━━━━━ KUTIPAN BACAAN
"Sama saya saja tidak apa-apa, Pak. Kepala Desa kami tidak bisa berbahasa Indonesia."
Begitu kata pemuda yang memandu kami hari Minggu lalu. Kami bingung, padahal kami harus mengambil banyak data dan cerita dari kampung adat itu untuk kebutuhan penulisan buku yang sedang kami kerjakan.
Tapi apa boleh buat. Tak hanya kepala kampung, bahkan hampir seluruh warga di sana memang cuma bisa berbahasa Sasak. Lebih hebat lagi, mereka juga tak kenal dengan satuan panjang ala meter-meteran sebagaimana yang kita pakai, tak kenal juga sistem kalender Masehi, dan entah nggak kenal apa lagi.
SCROLL TO CONTINUE WITH CONTENT
"Itu karena kami tidak sekolah, Pak," sambung si pemuda kampung.
***
Ketika mendengar kalimat, "Kami tidak sekolah," jujur saja, yang terlintas seketika di kepala saya adalah hal-hal semacam keterbatasan akses, atau kebodohan, atau penolakan kepada kemajuan.
Padahal, dengan mereka membatasi diri di lingkungan sendiri yang cuma beranggota inti 700 orang itu, kawin-mawin pun dengan sepupu dan misan sendiri, sebenarnya apa yang mesti mereka akses dengan huruf-huruf abjad? Tak terkecuali, dengan jengkalan tangan untuk mengukur kain-kain yang mereka tenun, masihkah mereka perlu paham soal meter dan sentimeter?
Dalam situasi seperti itu, rasanya urusan sekolah dan tidak sekolah hanyalah soal pilihan. Perkara paham alfabet atau tidak juga perkara pilihan, tak bedanya saya belajar bahasa Inggris atau Jepang ya tujuannya hanya agar sedikit lebih tahu tentang dunia luar, bukan karena benar-benar membutuhkan.
Sialnya, kita seringkali berada dalam situasi tak bisa memilih di tengah pilihan-pilihan, tak bisa menjadikan hal-hal opsional benar-benar semata sebagai urusan opsional. Akan ada tekanan, akan ada pandangan mencibir, atau minimal akan ada ekspresi iba sebagaimana yang muncul dari wajah saya ketika pertama kali mendengar "Kami tidak sekolah" itu.
━━━━━━━━━━
━━━━━ PETIKAN CATATAN
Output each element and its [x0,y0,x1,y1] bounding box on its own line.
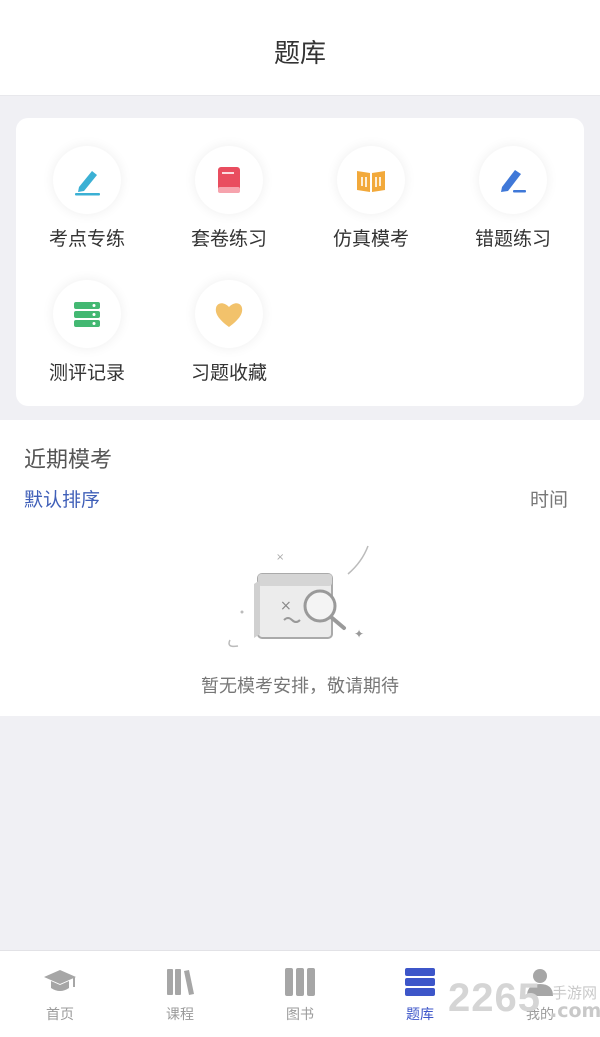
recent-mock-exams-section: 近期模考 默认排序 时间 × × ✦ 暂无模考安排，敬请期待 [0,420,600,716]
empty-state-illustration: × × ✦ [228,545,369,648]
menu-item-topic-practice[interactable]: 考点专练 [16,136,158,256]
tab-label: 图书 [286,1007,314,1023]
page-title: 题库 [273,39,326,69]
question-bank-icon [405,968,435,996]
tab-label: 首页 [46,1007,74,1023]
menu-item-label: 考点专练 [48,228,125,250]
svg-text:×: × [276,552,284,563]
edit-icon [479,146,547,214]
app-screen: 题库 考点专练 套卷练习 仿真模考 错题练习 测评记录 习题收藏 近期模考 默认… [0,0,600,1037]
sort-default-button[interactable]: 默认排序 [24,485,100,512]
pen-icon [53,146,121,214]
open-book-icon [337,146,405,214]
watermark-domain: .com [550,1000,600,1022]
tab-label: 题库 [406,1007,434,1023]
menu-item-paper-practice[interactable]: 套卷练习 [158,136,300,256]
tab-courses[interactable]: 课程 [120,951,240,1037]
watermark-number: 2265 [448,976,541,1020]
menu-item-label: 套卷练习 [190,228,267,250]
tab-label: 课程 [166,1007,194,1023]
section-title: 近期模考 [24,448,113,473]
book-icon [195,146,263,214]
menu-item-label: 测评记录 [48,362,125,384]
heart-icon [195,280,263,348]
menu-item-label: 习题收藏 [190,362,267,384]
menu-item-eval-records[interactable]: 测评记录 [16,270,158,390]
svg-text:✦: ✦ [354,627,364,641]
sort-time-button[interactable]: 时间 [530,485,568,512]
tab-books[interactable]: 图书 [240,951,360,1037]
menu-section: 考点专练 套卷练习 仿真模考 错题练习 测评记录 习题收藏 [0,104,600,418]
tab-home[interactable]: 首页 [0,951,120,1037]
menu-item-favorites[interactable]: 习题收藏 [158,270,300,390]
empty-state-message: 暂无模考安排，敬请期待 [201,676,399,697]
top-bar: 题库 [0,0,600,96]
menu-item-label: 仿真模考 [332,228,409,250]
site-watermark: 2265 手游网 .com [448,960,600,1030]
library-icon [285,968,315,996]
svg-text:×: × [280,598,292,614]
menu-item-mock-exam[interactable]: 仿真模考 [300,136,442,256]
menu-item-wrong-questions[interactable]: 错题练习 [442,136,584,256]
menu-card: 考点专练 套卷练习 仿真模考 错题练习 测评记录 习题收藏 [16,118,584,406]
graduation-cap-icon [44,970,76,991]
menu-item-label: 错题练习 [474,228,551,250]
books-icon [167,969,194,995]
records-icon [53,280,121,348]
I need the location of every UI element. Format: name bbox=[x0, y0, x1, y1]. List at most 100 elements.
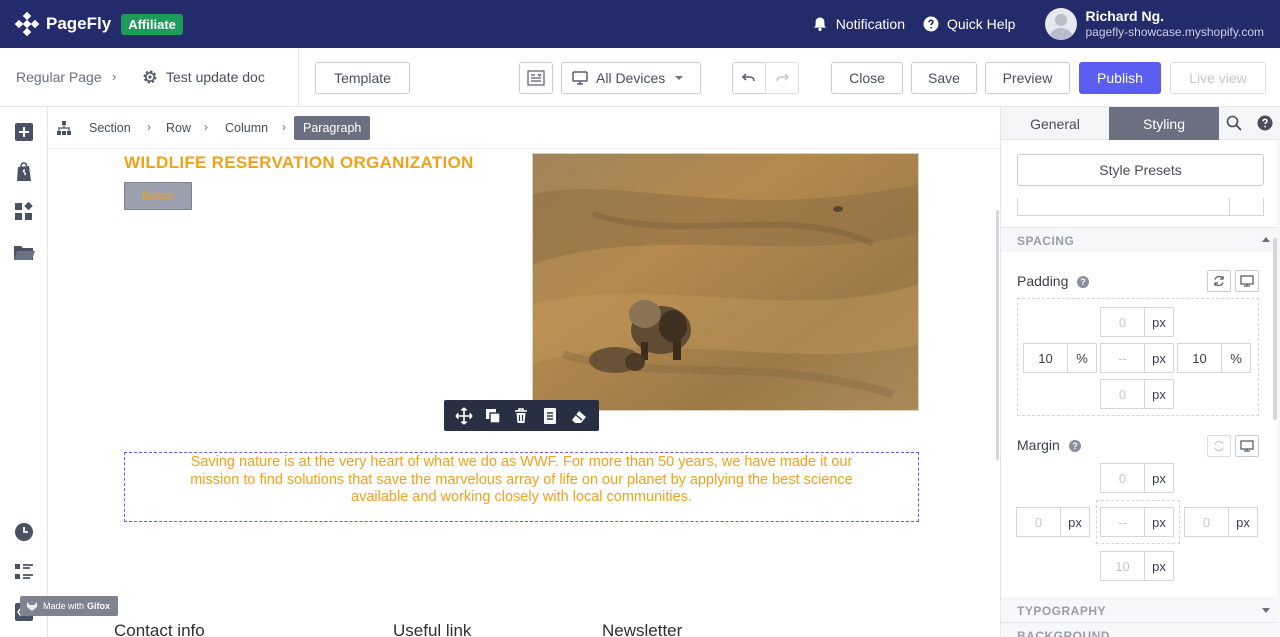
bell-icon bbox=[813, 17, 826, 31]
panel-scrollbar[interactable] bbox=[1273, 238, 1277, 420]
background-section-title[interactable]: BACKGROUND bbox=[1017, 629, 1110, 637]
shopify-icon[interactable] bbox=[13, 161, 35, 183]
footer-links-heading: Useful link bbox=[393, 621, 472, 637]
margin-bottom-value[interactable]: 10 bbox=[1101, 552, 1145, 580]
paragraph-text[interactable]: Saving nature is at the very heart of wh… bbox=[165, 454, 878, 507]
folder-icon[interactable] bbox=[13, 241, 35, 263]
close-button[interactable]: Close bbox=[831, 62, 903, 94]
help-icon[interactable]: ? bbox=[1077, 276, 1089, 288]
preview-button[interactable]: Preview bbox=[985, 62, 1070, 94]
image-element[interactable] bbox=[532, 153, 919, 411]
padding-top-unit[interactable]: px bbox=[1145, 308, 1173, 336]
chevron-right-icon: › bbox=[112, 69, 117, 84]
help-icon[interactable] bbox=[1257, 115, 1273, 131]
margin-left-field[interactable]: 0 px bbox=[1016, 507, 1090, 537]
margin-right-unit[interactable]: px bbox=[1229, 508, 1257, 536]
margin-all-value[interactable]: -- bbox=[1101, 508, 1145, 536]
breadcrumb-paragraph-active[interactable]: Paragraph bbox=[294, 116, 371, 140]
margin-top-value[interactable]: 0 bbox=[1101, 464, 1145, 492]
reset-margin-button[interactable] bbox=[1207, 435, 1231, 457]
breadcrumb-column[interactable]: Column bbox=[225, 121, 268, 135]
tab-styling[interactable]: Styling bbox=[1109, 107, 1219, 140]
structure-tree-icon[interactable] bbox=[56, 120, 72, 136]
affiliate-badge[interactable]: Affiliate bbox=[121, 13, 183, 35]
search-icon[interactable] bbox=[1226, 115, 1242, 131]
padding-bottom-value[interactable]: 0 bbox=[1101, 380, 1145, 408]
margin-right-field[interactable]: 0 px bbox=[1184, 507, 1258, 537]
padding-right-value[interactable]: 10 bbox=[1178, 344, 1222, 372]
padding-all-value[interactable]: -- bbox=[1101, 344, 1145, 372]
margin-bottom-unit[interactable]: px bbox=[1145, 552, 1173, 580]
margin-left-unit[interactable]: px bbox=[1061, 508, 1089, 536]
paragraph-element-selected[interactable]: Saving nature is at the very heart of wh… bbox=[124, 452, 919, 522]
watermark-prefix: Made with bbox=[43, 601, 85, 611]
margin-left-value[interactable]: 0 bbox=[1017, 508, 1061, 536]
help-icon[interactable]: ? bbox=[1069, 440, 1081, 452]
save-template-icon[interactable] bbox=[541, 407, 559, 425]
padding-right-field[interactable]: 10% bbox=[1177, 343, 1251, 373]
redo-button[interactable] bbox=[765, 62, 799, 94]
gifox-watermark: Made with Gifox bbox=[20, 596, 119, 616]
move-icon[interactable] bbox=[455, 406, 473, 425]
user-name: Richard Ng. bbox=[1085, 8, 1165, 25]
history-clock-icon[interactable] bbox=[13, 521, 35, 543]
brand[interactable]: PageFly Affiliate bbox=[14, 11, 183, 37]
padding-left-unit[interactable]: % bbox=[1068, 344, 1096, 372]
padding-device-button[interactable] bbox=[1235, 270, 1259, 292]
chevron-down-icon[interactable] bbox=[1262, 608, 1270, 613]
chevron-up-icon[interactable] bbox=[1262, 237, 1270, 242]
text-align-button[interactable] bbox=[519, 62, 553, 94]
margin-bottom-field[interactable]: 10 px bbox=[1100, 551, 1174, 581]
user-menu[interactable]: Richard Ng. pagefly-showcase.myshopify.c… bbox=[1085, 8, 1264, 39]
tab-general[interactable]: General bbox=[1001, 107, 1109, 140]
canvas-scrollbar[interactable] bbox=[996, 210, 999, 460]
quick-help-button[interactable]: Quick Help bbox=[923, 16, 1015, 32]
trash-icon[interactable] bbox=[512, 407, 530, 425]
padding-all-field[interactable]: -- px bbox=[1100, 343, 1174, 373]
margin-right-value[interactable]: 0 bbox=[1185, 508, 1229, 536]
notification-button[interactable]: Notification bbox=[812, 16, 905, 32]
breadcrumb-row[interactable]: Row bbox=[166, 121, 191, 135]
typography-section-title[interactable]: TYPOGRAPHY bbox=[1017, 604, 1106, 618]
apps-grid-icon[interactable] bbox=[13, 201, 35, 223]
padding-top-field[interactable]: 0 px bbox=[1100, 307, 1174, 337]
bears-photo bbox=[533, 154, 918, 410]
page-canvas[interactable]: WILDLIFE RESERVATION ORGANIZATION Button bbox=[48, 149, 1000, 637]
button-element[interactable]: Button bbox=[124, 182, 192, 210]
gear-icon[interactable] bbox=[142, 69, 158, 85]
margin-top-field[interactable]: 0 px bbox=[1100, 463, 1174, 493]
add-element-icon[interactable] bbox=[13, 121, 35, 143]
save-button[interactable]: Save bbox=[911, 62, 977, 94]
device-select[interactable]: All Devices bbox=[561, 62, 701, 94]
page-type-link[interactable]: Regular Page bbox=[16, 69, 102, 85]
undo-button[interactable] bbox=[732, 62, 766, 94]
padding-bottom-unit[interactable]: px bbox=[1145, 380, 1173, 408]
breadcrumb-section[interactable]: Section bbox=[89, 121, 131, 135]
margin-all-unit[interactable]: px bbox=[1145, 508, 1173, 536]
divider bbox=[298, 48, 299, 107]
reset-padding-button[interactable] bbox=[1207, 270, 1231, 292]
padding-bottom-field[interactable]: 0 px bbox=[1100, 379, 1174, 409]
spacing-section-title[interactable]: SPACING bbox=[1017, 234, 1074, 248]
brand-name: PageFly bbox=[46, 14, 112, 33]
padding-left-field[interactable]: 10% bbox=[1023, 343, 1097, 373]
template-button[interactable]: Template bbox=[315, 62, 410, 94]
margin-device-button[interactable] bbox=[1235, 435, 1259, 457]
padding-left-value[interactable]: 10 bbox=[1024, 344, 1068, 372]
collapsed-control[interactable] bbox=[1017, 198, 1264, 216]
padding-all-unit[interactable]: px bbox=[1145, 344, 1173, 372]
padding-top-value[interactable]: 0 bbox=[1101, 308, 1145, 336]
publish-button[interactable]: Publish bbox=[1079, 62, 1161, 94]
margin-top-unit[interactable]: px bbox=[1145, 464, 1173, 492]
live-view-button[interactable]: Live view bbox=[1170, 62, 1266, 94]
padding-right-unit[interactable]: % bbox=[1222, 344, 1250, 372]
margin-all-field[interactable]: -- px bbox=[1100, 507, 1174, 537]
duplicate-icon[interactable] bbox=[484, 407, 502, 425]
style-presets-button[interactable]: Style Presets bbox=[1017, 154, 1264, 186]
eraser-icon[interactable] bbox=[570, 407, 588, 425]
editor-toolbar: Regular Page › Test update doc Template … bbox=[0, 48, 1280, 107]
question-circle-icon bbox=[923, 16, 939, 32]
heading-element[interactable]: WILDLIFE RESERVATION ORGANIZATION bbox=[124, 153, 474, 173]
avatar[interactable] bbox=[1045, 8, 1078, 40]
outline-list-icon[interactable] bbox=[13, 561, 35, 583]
━━━━━━━━━━
━━━━━ PETIKAN CATATAN
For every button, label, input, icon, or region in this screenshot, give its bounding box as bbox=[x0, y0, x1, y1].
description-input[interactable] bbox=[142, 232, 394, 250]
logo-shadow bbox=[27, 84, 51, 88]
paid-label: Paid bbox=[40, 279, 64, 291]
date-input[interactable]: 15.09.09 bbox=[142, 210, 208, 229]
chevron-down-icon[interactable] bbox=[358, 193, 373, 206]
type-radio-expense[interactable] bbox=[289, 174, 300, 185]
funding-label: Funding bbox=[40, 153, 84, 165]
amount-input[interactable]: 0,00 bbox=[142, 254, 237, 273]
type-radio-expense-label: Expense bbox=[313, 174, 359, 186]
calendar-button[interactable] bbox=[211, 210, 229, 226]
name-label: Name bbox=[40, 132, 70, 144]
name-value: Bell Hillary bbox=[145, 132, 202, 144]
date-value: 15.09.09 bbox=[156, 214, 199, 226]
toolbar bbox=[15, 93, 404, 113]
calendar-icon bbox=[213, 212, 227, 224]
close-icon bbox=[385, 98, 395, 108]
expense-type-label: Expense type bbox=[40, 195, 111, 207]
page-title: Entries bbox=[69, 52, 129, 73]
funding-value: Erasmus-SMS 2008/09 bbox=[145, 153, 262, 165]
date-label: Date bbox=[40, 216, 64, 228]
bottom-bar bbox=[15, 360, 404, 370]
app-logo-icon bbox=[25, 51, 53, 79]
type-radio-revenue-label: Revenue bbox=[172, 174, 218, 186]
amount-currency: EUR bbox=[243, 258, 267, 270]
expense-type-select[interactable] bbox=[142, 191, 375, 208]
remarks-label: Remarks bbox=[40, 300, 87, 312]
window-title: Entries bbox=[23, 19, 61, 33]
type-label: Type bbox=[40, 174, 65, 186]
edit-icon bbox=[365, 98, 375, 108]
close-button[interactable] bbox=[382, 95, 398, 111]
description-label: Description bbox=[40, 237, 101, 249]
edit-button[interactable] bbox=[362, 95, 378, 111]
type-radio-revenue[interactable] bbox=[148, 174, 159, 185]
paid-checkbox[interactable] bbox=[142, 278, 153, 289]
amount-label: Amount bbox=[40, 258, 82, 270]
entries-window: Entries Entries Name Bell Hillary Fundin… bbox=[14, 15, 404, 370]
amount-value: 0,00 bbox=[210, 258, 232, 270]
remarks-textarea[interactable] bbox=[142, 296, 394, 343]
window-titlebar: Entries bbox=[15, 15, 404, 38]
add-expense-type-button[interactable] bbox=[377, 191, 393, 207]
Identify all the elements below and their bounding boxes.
━━━━━━━━━━
◆ DAFTAR TUGAS ◆
[1] Salin persis bagian tulisan tentang kampung adat yang dibuka dengan kata-kata berisi "Padahal, dengan mereka" dan ditutup dengan "meter dan sentimeter?".
[2] Teruskan tulisan tentang kampung adat dengan menulis bagian berikutnya, dimulai setelah kalimat terakhirnya.

◆ JAWABAN YANG DIHARAPKAN ◆
[1]
Padahal, dengan mereka membatasi diri di lingkungan sendiri yang cuma beranggota inti 700 orang itu, kawin-mawin pun dengan sepupu dan misan sendiri, sebenarnya apa yang mesti mereka akses dengan huruf-huruf abjad? Tak terkecuali, dengan jengkalan tangan untuk mengukur kain-kain yang mereka tenun, masihkah mereka perlu paham soal meter dan sentimeter?

[2]
Dengan serbuan tekanan dari depan dan belakang, sebenarnya perlahan-lahan pertahanan mereka mulai jebol juga. Toh, apa yang saya ceritakan di depan tadi hanyalah "berita resmi". Selebihnya, saya mendengar penuturan bahwa warga dewasa yang sudah berkeluarga di kampung itu sekarang sudah boleh main hape, dan kain-kain tenun dijual kepada para turis dalam satuan harga rupiah.
Dengan situasi baru seperti itu, sampai kapan orang-orang kampung adat bisa bertahan dari paparan ABCD alfabet, karena mau tak mau akhirnya mereka memencet-mencet pula berbagai fitur dan aplikasi yang nongkrong di layar ponsel mereka?
Sampai kapan pula mereka akan bertahan tanpa bahasa Indonesia, ketika lambat laun mereka punya berlembar-lembar uang rupiah, dan kepemilikan atas uang menumbuhkan kebutuhan atas barang-barang yang tadinya tidak dibutuhkan, sementara untuk bertransaksi di luar kampung adat mereka mau tak mau harus berkomunikasi dengan bahasa Indonesia?
Dan, tak perlu menunggu terlalu lama, mereka akan menjadikan huruf-huruf yang sebelumnya mereka hindari itu sebagai kebutuhan. Awalnya terpapar, lalu kenal, lalu mengakses, dan akhirnya berujung pada mencandu. Begitu yang selalu terjadi dalam setiap pergeseran fase sejarah manusia, bukan?
Saya jadi ingat tokoh Chuck Nolan di film Cast Away, setelah pesawatnya jatuh ke laut dan ia terdampar di sebuah pulau tanpa penghuni. Saat berusaha mengais-ngais sisa harapan hidup, memunguti butir-butir kelapa dan menangkap beberapa ekor kepiting, ia masih mengejar dan mengambili ceceran paket FeDex yang tumpah ruah dari badan pesawat yang hancur. Ada baju, bola voli, sepatu ski, juga kaset video.
Bisa jadi ia melakukannya karena berpikir siapa tahu benda-benda itu berguna untuk upaya survival-nya. Tapi saya lebih melihatnya sebagai hasil dari akumulasi ketergantungan.
Chuck Nolan adalah seorang anggota masyarakat "modern". Ia lahir dan dibesarkan dengan produk-produk teknologi, mulai pakaian berbahan kain hingga kaset video. Tindakannya memunguti benda-benda itu adalah tindakan instingtif yang lahir dari proses keterikatan yang panjang. Benda-benda itulah yang menghubungkan dirinya dengan dunia yang ia kenal, sedangkan pulau dengan buah kelapa dan ikan berlimpah yang mampu membuatnya tetap hidup hanyalah masa lalu nenek moyangnya pada zaman pra-agraris, dan tentu saja bukan dunia yang dikenal Chuck.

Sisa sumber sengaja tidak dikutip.